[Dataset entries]
** BEGIN **

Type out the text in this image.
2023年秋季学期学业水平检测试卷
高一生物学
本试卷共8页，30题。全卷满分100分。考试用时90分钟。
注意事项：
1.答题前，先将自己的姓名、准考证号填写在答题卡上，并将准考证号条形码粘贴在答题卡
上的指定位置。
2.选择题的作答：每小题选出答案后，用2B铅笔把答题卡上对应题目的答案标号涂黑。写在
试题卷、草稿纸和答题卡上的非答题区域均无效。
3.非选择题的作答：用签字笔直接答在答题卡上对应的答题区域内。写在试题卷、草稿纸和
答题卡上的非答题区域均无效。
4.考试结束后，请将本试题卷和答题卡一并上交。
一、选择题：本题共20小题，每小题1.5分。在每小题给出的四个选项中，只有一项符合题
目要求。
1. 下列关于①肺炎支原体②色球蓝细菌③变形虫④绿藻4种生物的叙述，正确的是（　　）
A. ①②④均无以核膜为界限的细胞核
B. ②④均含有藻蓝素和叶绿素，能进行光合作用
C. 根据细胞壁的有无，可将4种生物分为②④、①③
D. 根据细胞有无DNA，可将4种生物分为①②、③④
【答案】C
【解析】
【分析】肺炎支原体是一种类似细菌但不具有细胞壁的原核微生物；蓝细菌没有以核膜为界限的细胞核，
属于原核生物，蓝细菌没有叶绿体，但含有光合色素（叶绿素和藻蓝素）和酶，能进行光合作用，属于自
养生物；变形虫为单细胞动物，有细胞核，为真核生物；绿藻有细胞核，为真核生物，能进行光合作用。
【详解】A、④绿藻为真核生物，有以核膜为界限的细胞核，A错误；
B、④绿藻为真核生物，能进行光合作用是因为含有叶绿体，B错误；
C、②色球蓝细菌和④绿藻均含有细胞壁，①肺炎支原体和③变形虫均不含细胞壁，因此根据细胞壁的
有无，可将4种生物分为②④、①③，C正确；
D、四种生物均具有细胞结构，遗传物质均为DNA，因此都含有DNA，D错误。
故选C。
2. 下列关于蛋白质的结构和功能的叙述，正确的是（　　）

** END **
** BEGIN **

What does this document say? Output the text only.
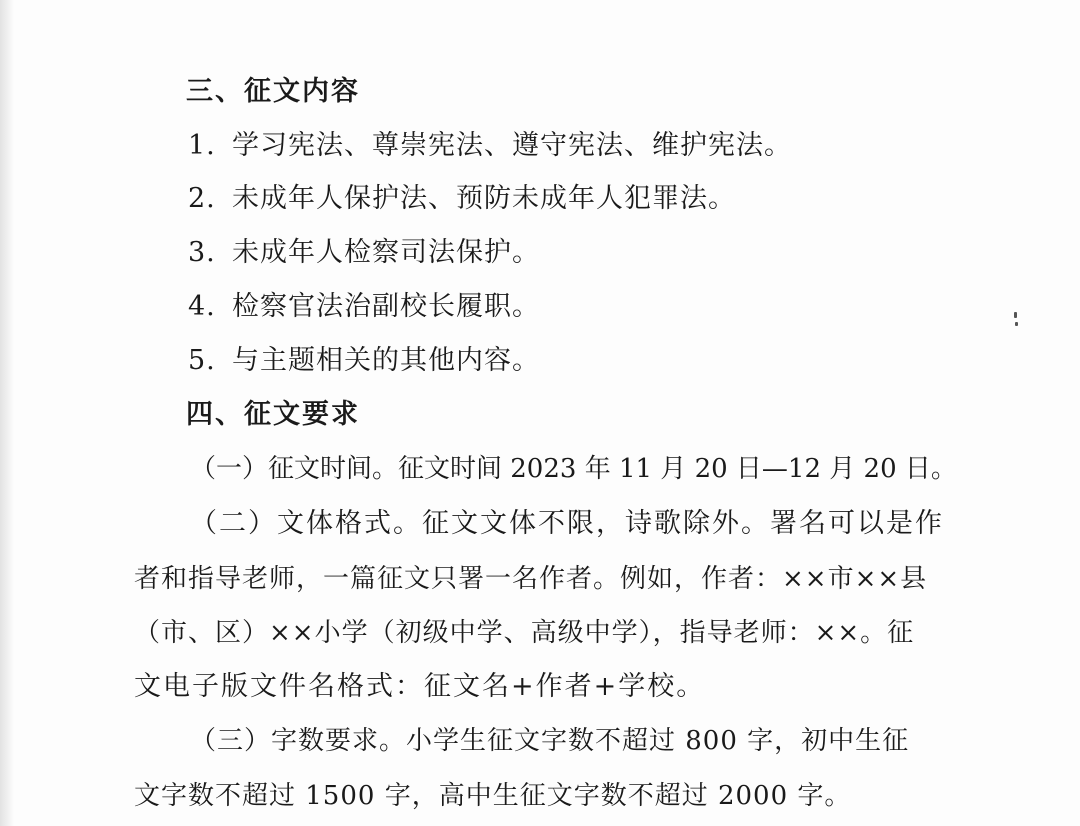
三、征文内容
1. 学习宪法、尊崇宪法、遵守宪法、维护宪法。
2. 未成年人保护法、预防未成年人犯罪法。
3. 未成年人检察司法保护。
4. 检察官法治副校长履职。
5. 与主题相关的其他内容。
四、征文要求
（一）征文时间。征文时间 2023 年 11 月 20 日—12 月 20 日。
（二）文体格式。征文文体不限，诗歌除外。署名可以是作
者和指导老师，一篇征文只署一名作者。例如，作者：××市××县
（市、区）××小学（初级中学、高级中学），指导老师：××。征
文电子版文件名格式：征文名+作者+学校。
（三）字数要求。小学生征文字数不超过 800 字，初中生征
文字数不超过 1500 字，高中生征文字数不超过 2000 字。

** END **
** BEGIN **

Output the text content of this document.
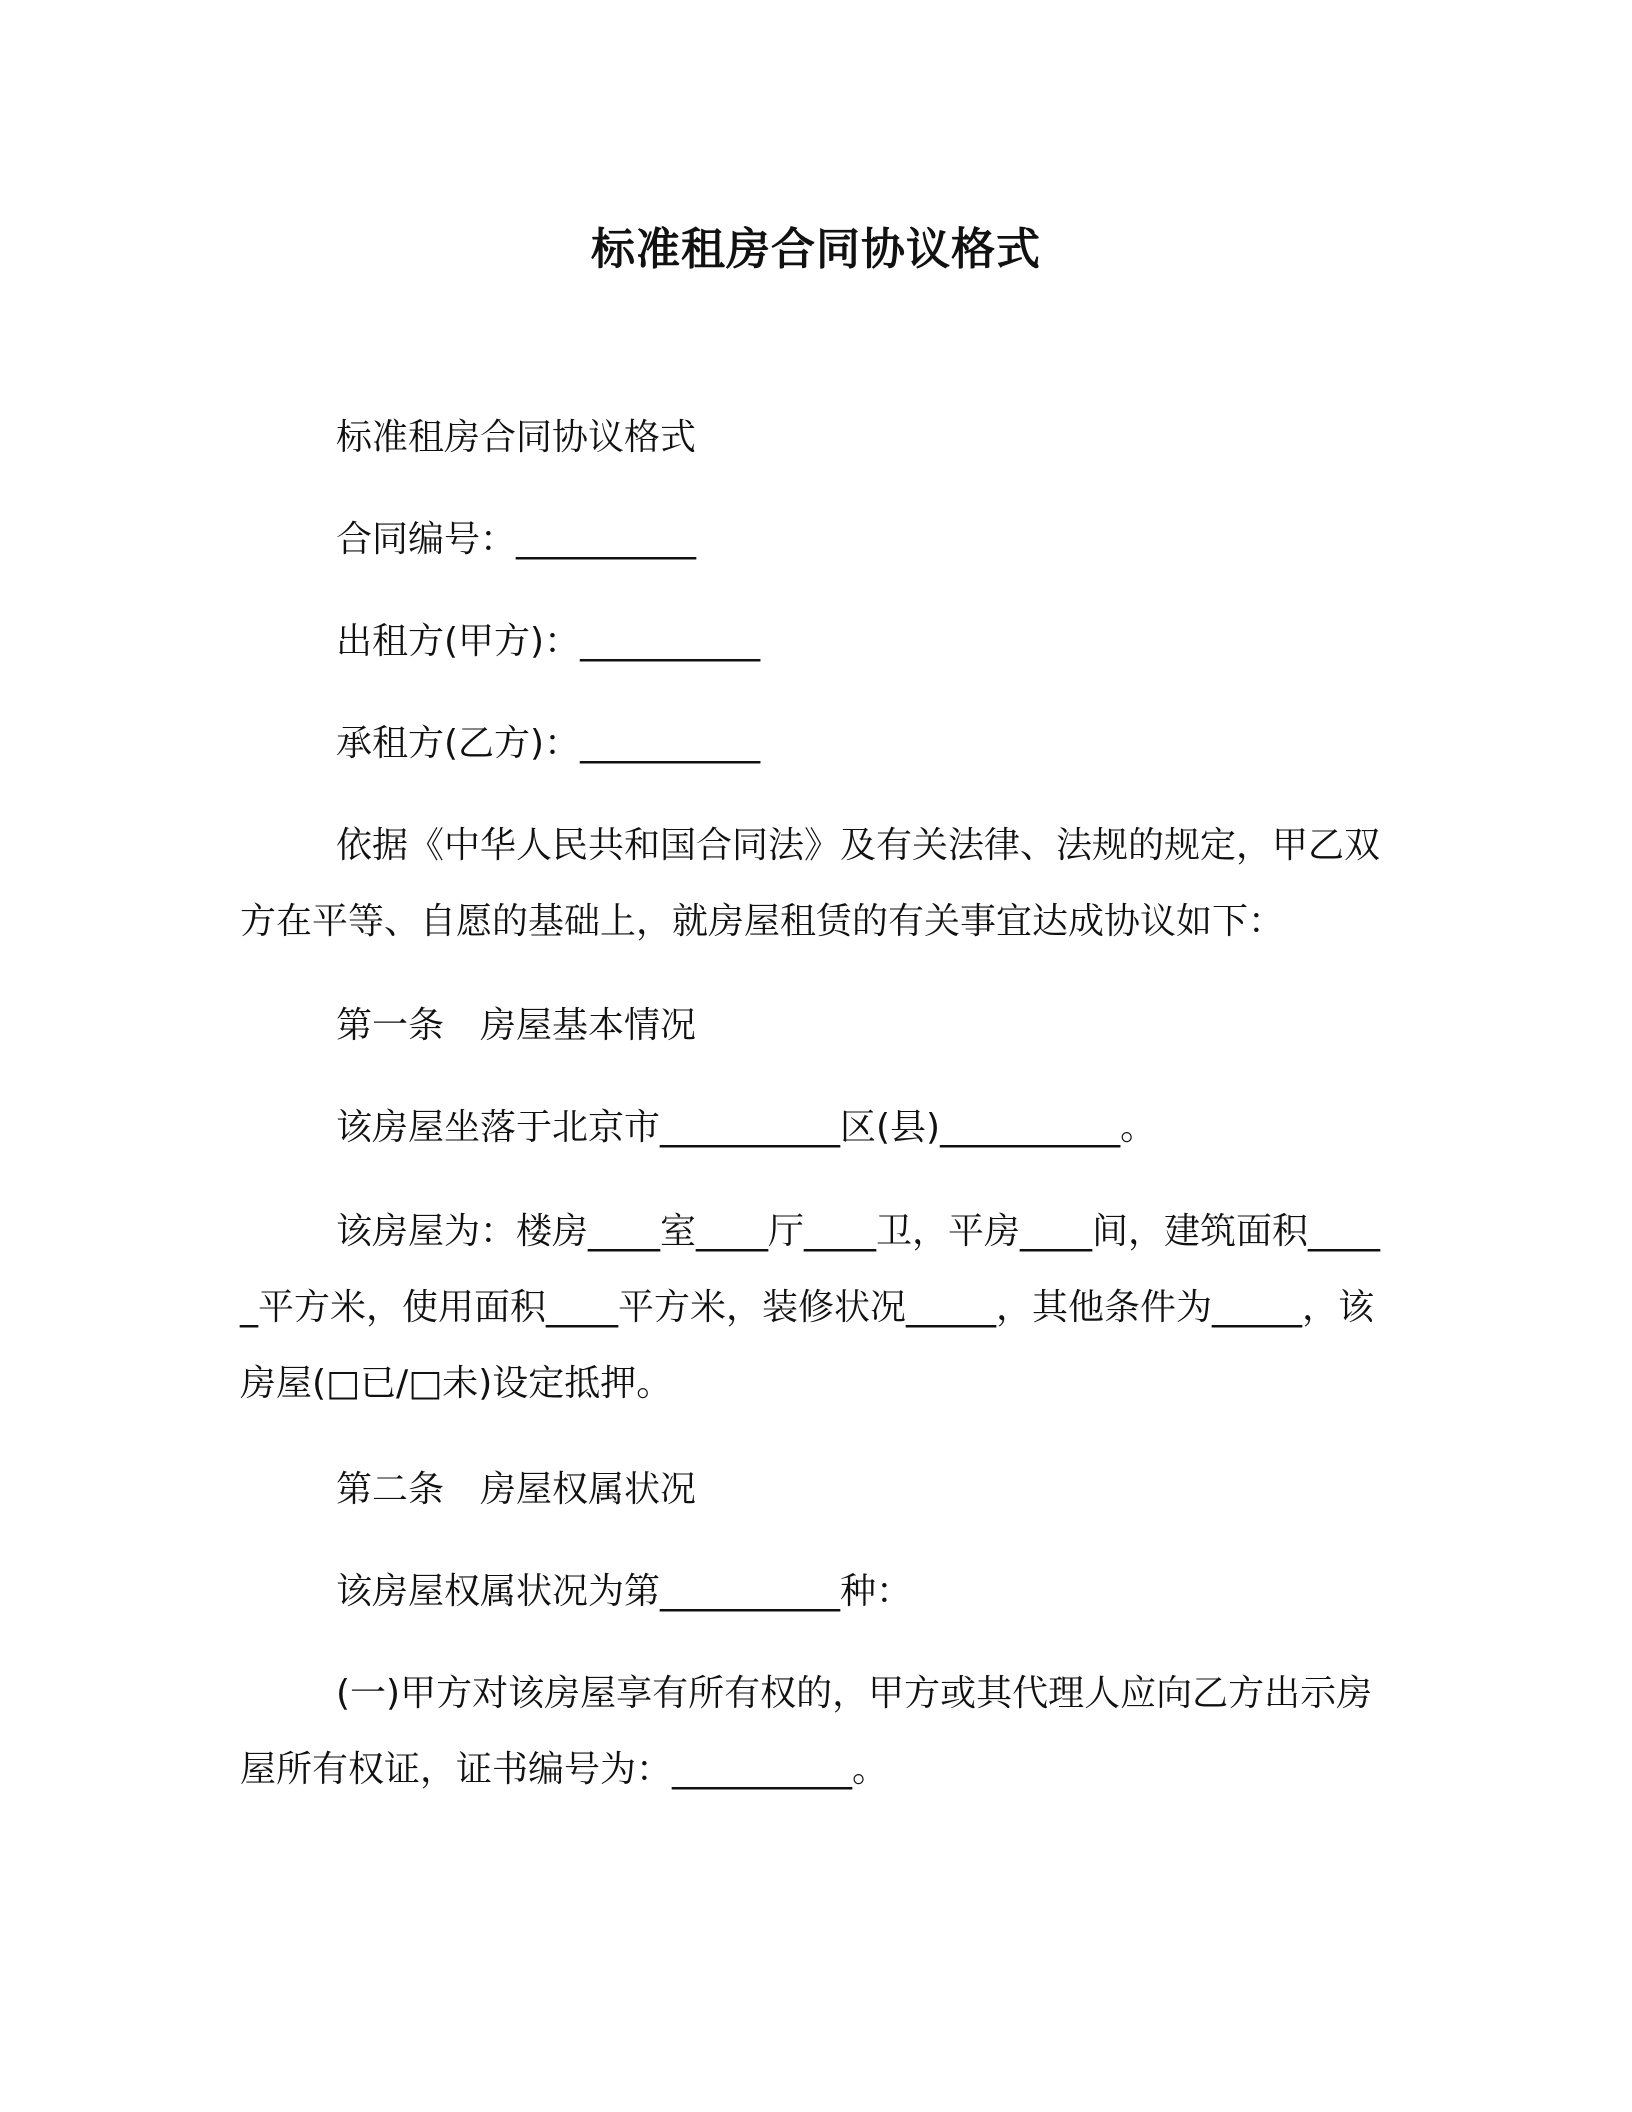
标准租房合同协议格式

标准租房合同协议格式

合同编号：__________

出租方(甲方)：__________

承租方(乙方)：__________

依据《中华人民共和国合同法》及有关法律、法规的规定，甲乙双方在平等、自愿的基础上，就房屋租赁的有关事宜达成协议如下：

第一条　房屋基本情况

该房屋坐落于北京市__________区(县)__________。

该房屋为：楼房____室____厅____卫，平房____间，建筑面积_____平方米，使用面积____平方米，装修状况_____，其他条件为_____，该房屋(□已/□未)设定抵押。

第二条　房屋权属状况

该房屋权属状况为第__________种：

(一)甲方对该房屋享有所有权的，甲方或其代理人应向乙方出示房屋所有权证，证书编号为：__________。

** END **

Instruction :: Return only the number of lines in the entries that contain the string "document".

The answer :: 2